-- start of Dataset extract --
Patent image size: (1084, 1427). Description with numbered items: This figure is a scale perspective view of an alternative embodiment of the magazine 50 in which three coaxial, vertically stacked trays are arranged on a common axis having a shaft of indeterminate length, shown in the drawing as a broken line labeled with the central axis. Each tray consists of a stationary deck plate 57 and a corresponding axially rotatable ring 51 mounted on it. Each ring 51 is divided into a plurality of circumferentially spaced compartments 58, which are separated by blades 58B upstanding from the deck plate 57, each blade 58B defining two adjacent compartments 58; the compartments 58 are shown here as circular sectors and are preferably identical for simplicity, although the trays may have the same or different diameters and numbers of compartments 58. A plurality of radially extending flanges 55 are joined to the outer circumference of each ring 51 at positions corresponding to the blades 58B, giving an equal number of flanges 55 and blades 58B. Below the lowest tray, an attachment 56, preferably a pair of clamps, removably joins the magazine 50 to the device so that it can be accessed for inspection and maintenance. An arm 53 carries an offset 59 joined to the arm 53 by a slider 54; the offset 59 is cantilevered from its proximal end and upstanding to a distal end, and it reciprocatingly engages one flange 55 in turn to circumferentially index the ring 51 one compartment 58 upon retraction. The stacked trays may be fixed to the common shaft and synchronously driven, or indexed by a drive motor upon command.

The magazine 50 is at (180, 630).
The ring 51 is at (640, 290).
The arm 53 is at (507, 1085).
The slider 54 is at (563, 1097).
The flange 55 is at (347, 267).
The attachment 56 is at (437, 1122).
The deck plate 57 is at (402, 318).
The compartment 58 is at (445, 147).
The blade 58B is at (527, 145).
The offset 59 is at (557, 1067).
-- end of Dataset extract --
Can you convert every line of the listing above into a JSON list of strings, one string per line, leaving out any blank lines?

[
  "Patent image size: (1084, 1427). Description with numbered items: This figure is a scale perspective view of an alternative embodiment of the magazine 50 in which three coaxial, vertically stacked trays are arranged on a common axis having a shaft of indeterminate length, shown in the drawing as a broken line labeled with the central axis. Each tray consists of a stationary deck plate 57 and a corresponding axially rotatable ring 51 mounted on it. Each ring 51 is divided into a plurality of circumferentially spaced compartments 58, which are separated by blades 58B upstanding from the deck plate 57, each blade 58B defining two adjacent compartments 58; the compartments 58 are shown here as circular sectors and are preferably identical for simplicity, although the trays may have the same or different diameters and numbers of compartments 58. A plurality of radially extending flanges 55 are joined to the outer circumference of each ring 51 at positions corresponding to the blades 58B, giving an equal number of flanges 55 and blades 58B. Below the lowest tray, an attachment 56, preferably a pair of clamps, removably joins the magazine 50 to the device so that it can be accessed for inspection and maintenance. An arm 53 carries an offset 59 joined to the arm 53 by a slider 54; the offset 59 is cantilevered from its proximal end and upstanding to a distal end, and it reciprocatingly engages one flange 55 in turn to circumferentially index the ring 51 one compartment 58 upon retraction. The stacked trays may be fixed to the common shaft and synchronously driven, or indexed by a drive motor upon command.",
  "The magazine 50 is at (180, 630).",
  "The ring 51 is at (640, 290).",
  "The arm 53 is at (507, 1085).",
  "The slider 54 is at (563, 1097).",
  "The flange 55 is at (347, 267).",
  "The attachment 56 is at (437, 1122).",
  "The deck plate 57 is at (402, 318).",
  "The compartment 58 is at (445, 147).",
  "The blade 58B is at (527, 145).",
  "The offset 59 is at (557, 1067)."
]